PROBLEM REQUIREMENTS
Retype the entries from the line with "candle-body (600, 277, 603, 281)" up to and including the line with "candle-body (199, 326, 202, 328)", reproducing each one exactly.
%%
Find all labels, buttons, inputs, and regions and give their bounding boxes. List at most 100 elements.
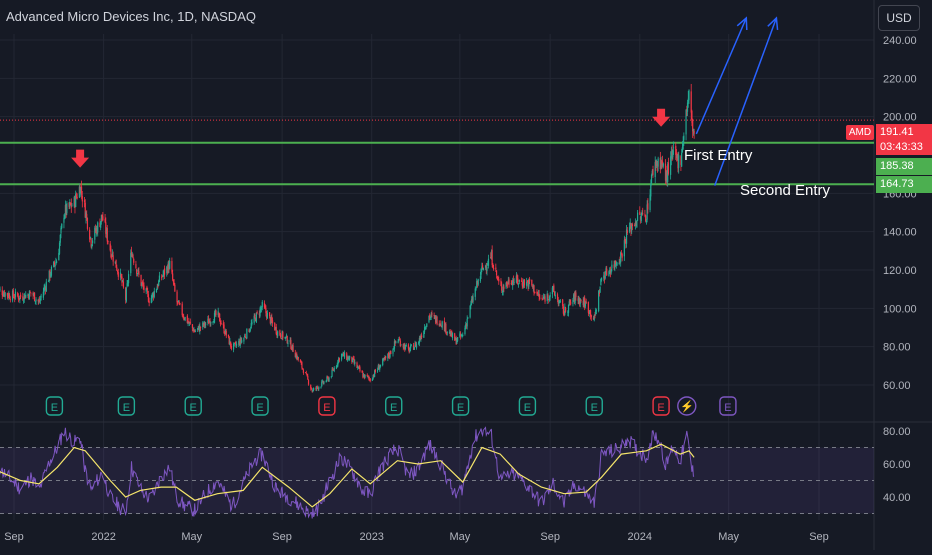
candle-body (600, 277, 603, 281)
candle-body (367, 376, 369, 378)
candle-body (29, 292, 31, 293)
candle-body (297, 356, 299, 360)
candle-body (294, 352, 296, 358)
candle-body (683, 135, 685, 140)
candle-body (199, 326, 202, 328)
candle-body (635, 221, 637, 226)
candle-body (677, 153, 679, 169)
earnings-marker-label: E (51, 402, 58, 414)
candle-body (115, 259, 117, 268)
candle-body (451, 333, 454, 339)
ticker-tag: AMD (846, 125, 874, 140)
candle-body (587, 302, 589, 313)
candle-body (505, 282, 507, 288)
candle-body (502, 286, 504, 292)
candle-body (507, 280, 509, 284)
candle-body (604, 275, 606, 279)
candle-body (80, 187, 82, 196)
candle-body (692, 120, 694, 132)
candle-body (317, 387, 319, 390)
candle-body (343, 352, 346, 358)
candle-body (321, 380, 324, 382)
candle-body (54, 265, 56, 267)
candle-body (440, 323, 442, 325)
candle-body (304, 372, 307, 374)
candle-body (90, 238, 92, 247)
earnings-marker-label: E (457, 402, 464, 414)
candle-body (136, 269, 138, 274)
candle-body (382, 358, 384, 366)
candle-body (600, 278, 602, 286)
candle-body (323, 381, 325, 384)
candle-body (562, 299, 564, 306)
currency-button[interactable]: USD (878, 5, 920, 31)
candle-body (192, 328, 194, 332)
candle-body (613, 264, 615, 268)
candle-body (685, 109, 687, 135)
candle-body (472, 296, 474, 302)
candle-body (456, 340, 458, 344)
candle-body (631, 224, 634, 227)
candle-body (512, 279, 515, 283)
candle-body (183, 316, 185, 319)
time-tick-label: Sep (540, 531, 560, 543)
candle-body (423, 330, 425, 338)
candle-body (558, 301, 560, 304)
candle-body (106, 228, 108, 242)
candle-body (330, 376, 332, 378)
price-tick-label: 140.00 (883, 227, 917, 239)
candle-body (455, 337, 457, 345)
candle-body (682, 141, 684, 150)
candle-body (661, 161, 663, 164)
candle-body (425, 327, 427, 329)
earnings-markers: E E E E E E E E E E ⚡ E (45, 396, 737, 416)
candle-body (208, 318, 210, 324)
candle-body (207, 318, 209, 323)
candle-body (99, 222, 101, 227)
earnings-marker-label: E (724, 402, 731, 414)
time-tick-label: 2023 (359, 531, 383, 543)
candle-body (30, 292, 32, 294)
candle-body (346, 353, 348, 360)
candle-body (476, 281, 478, 289)
candle-body (531, 279, 533, 286)
candle-body (374, 369, 376, 373)
candle-body (58, 242, 61, 254)
candle-body (487, 264, 489, 266)
candle-body (48, 270, 50, 281)
candle-body (83, 200, 86, 202)
candle-body (435, 316, 437, 322)
candle-body (584, 302, 587, 307)
time-tick-label: May (449, 531, 470, 543)
earnings-marker-icon (184, 396, 202, 416)
candle-body (359, 367, 361, 372)
candle-body (363, 374, 365, 379)
candle-body (686, 109, 688, 111)
candle-body (460, 334, 462, 337)
candle-body (521, 282, 523, 286)
candle-body (466, 318, 468, 327)
axes: 60.0080.00100.00120.00140.00160.00200.00… (4, 35, 916, 543)
candle-body (449, 332, 451, 337)
candle-body (244, 336, 246, 338)
candle-body (667, 162, 670, 174)
candle-body (397, 341, 399, 343)
candle-body (224, 329, 227, 335)
level-lower-tag: 164.73 (876, 176, 932, 193)
rsi-tick-label: 80.00 (883, 426, 911, 438)
candle-body (418, 341, 420, 344)
candle-body (639, 211, 641, 215)
candle-body (12, 289, 14, 297)
candle-body (135, 264, 137, 269)
candle-body (404, 344, 407, 349)
candle-body (342, 353, 344, 354)
candle-body (151, 293, 153, 299)
candle-body (349, 355, 351, 359)
candle-body (17, 296, 20, 300)
candle-body (420, 336, 422, 340)
candle-body (197, 325, 199, 328)
candle-body (136, 273, 138, 275)
candle-body (512, 279, 514, 286)
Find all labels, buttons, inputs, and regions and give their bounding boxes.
%%
SOLUTION FOR THIS EXERCISE
candle-body (600, 277, 603, 281)
candle-body (367, 376, 369, 378)
candle-body (29, 292, 31, 293)
candle-body (297, 356, 299, 360)
candle-body (294, 352, 296, 358)
candle-body (683, 135, 685, 140)
candle-body (199, 326, 202, 328)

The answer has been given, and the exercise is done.